> YOUR OBJECTIVE: Copy all lines in which the word "lowest" can be found.

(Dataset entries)
↓↓↓

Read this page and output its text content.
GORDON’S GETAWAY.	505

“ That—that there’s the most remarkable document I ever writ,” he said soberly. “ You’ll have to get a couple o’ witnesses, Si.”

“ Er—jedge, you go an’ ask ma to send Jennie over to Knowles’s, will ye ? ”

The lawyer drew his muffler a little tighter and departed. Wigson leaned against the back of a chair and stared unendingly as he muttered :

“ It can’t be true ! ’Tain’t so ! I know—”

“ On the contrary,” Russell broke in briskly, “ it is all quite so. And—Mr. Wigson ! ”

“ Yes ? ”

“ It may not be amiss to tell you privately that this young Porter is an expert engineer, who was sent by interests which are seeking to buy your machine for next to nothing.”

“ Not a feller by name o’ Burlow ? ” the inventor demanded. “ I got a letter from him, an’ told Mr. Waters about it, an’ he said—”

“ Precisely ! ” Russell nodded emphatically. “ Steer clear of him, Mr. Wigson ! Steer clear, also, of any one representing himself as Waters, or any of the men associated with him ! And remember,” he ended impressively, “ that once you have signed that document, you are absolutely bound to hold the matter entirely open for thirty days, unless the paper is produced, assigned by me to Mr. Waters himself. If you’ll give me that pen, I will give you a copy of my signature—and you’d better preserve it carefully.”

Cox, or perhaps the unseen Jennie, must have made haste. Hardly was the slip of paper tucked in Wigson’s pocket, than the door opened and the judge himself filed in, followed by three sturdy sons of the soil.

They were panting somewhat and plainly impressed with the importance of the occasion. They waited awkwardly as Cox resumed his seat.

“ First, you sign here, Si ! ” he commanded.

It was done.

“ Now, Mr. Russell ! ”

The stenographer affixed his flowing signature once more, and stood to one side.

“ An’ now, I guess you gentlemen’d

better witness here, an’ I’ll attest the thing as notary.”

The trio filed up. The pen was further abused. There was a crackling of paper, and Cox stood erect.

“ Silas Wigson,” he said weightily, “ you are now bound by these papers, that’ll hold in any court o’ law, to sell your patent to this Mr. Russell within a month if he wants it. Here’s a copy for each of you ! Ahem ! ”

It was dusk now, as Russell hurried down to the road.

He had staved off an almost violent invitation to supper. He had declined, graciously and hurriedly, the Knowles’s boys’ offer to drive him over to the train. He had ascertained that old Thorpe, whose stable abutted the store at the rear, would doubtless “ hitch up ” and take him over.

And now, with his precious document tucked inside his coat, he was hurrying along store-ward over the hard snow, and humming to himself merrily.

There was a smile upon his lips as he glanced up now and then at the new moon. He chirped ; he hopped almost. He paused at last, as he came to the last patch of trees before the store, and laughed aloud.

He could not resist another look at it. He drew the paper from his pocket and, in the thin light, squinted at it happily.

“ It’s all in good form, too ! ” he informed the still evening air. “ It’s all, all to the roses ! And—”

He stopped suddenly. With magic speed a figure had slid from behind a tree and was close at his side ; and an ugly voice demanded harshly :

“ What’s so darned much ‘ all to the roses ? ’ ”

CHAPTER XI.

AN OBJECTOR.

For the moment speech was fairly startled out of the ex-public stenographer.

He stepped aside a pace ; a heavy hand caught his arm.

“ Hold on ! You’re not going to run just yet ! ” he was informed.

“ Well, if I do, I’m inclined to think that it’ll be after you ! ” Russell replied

↑↑↑
↓↓↓

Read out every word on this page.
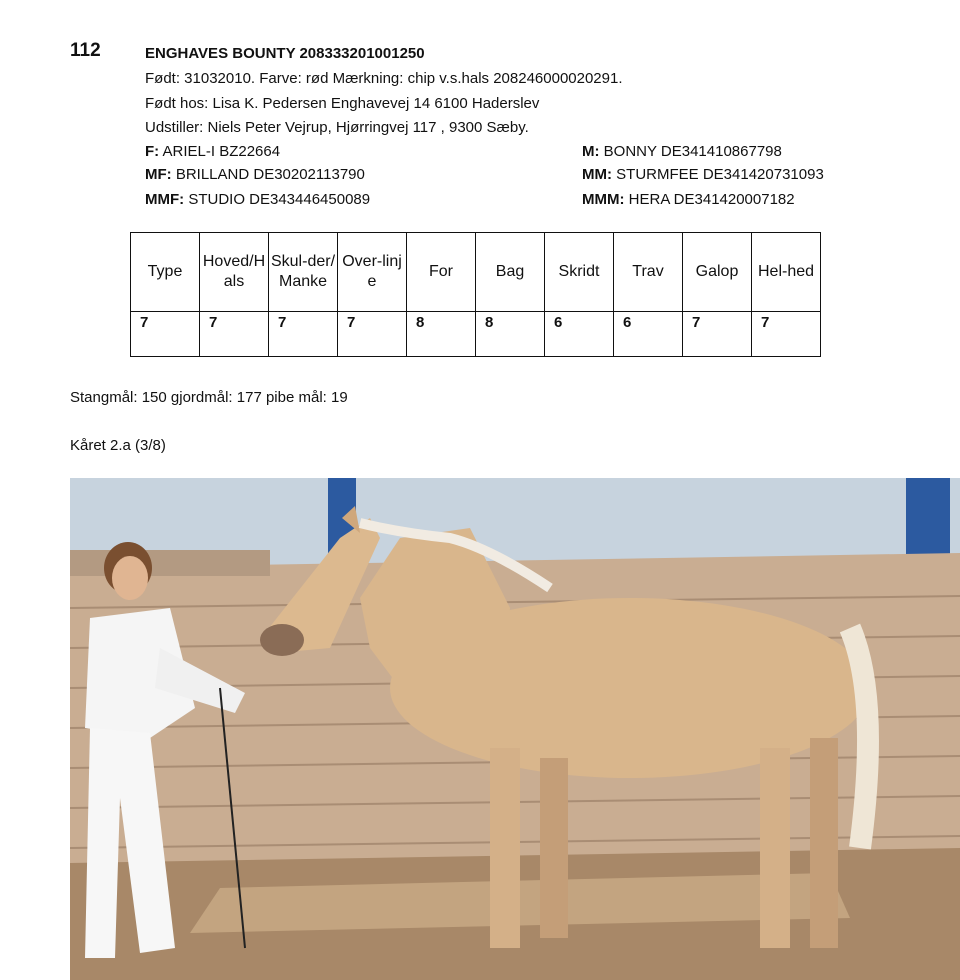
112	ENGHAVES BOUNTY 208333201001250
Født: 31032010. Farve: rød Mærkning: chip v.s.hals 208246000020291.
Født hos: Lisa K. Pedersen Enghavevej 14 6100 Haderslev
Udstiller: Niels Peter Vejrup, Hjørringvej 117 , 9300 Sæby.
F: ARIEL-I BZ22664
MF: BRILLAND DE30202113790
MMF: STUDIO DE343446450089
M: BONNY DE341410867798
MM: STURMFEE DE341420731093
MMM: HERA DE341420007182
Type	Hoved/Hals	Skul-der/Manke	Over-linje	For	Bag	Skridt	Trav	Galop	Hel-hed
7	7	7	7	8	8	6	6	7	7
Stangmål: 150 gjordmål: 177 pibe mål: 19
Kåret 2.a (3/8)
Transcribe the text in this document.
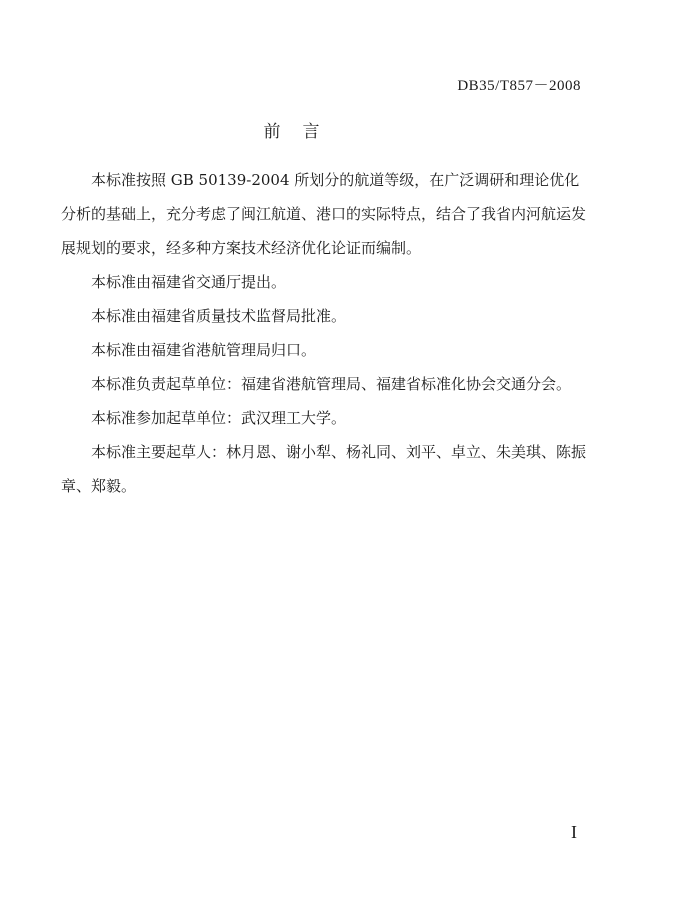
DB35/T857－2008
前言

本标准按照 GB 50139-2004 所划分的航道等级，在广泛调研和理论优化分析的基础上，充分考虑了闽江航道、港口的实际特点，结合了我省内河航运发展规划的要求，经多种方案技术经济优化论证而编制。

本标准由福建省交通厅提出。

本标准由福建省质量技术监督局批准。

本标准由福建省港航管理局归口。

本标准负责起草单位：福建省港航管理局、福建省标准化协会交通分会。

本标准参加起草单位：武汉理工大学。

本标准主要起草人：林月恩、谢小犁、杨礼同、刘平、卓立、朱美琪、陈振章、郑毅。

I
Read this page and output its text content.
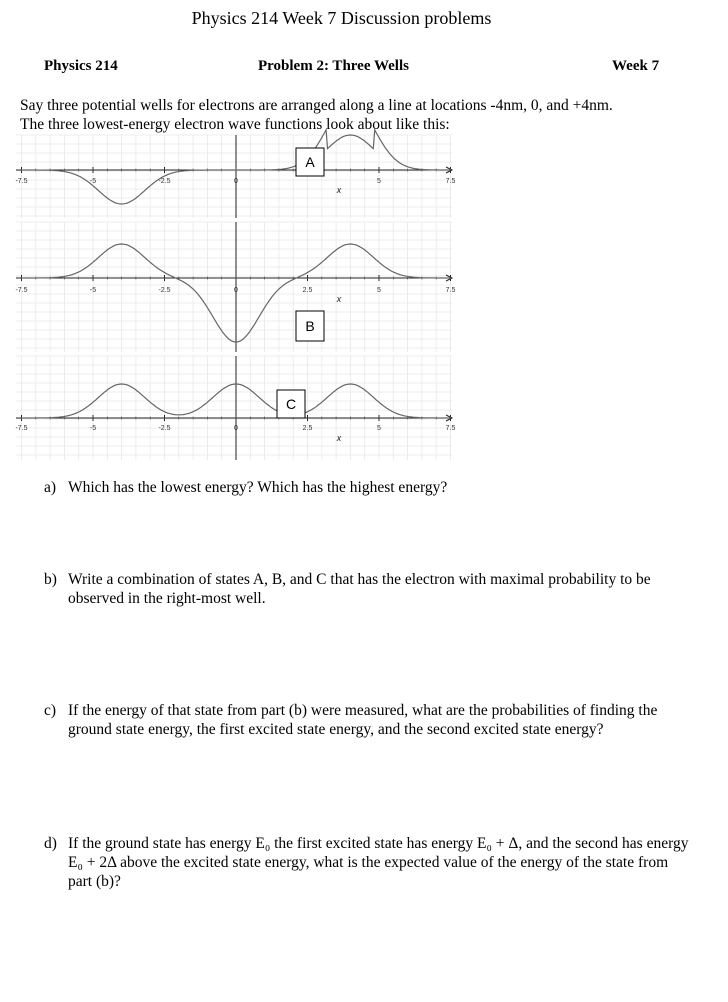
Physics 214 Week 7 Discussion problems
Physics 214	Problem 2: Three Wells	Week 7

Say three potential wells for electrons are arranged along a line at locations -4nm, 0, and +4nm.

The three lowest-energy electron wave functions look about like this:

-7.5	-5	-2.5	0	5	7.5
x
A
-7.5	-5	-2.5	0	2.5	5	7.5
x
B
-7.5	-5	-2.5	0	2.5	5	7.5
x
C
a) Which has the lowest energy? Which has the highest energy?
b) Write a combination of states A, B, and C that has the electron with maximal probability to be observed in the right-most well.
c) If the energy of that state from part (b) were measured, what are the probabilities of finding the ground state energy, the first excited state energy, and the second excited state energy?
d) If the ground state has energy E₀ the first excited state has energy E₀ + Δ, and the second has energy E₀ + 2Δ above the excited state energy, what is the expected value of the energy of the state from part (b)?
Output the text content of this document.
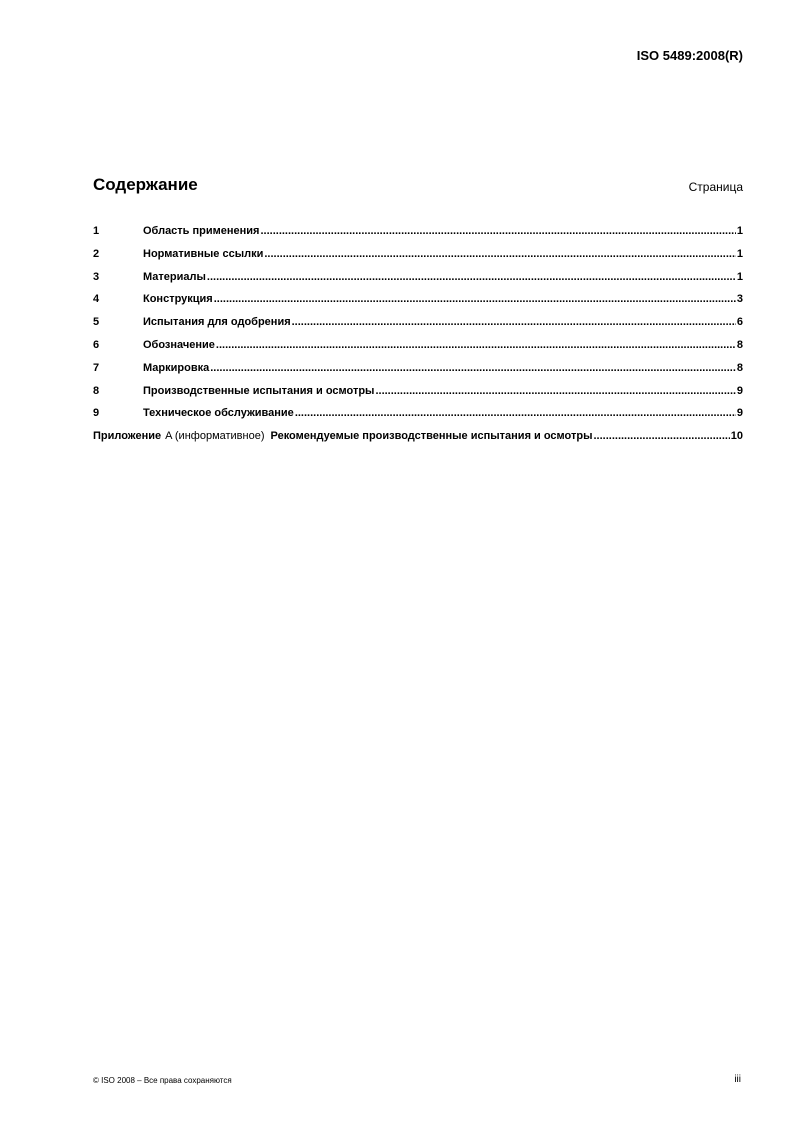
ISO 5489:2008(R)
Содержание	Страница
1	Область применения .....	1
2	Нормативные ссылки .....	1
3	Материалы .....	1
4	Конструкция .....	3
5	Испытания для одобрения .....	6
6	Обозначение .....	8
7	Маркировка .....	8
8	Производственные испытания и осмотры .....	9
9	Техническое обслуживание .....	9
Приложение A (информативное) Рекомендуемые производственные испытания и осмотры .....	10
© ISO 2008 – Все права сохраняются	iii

↑↑↑
↓↓↓

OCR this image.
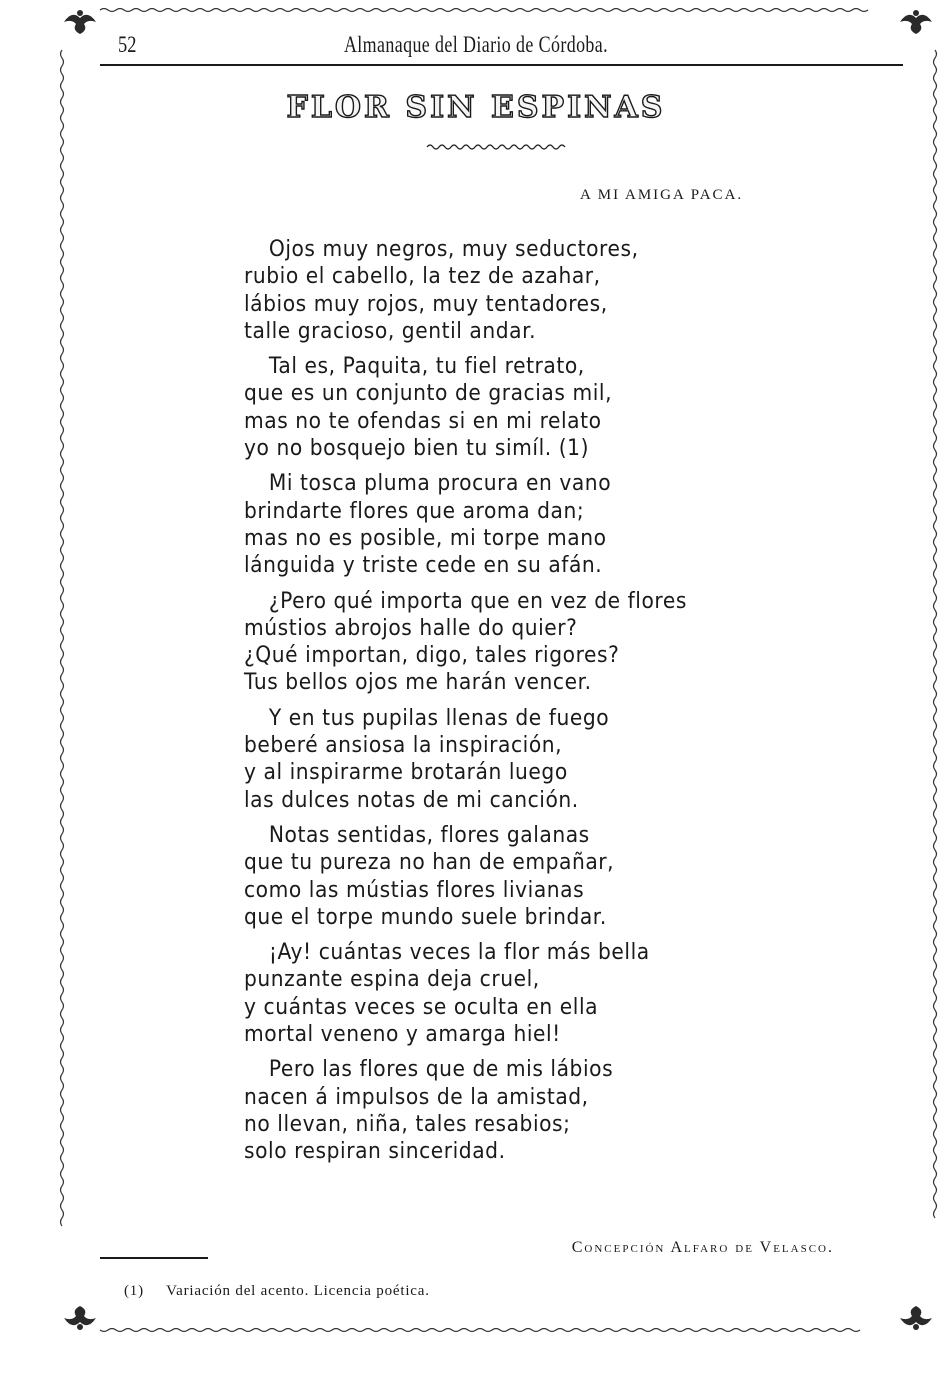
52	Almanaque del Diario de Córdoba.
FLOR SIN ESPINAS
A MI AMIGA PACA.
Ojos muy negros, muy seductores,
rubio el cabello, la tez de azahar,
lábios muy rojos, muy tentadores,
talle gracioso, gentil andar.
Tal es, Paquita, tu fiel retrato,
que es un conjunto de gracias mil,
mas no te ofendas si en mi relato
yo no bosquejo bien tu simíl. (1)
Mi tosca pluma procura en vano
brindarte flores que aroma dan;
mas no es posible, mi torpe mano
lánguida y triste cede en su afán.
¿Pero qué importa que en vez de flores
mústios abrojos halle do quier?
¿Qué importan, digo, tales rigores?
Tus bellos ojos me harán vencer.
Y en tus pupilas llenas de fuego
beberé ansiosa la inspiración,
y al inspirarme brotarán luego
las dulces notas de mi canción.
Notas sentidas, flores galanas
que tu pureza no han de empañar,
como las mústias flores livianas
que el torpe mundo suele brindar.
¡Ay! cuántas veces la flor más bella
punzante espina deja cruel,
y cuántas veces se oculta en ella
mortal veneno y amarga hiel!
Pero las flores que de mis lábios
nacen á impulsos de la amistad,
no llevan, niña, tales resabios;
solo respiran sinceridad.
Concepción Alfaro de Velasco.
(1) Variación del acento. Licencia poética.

↑↑↑

> THE OUTPUT:
The three lowest-energy electron wave functions look about like this:
a) Which has the lowest energy? Which has the highest energy?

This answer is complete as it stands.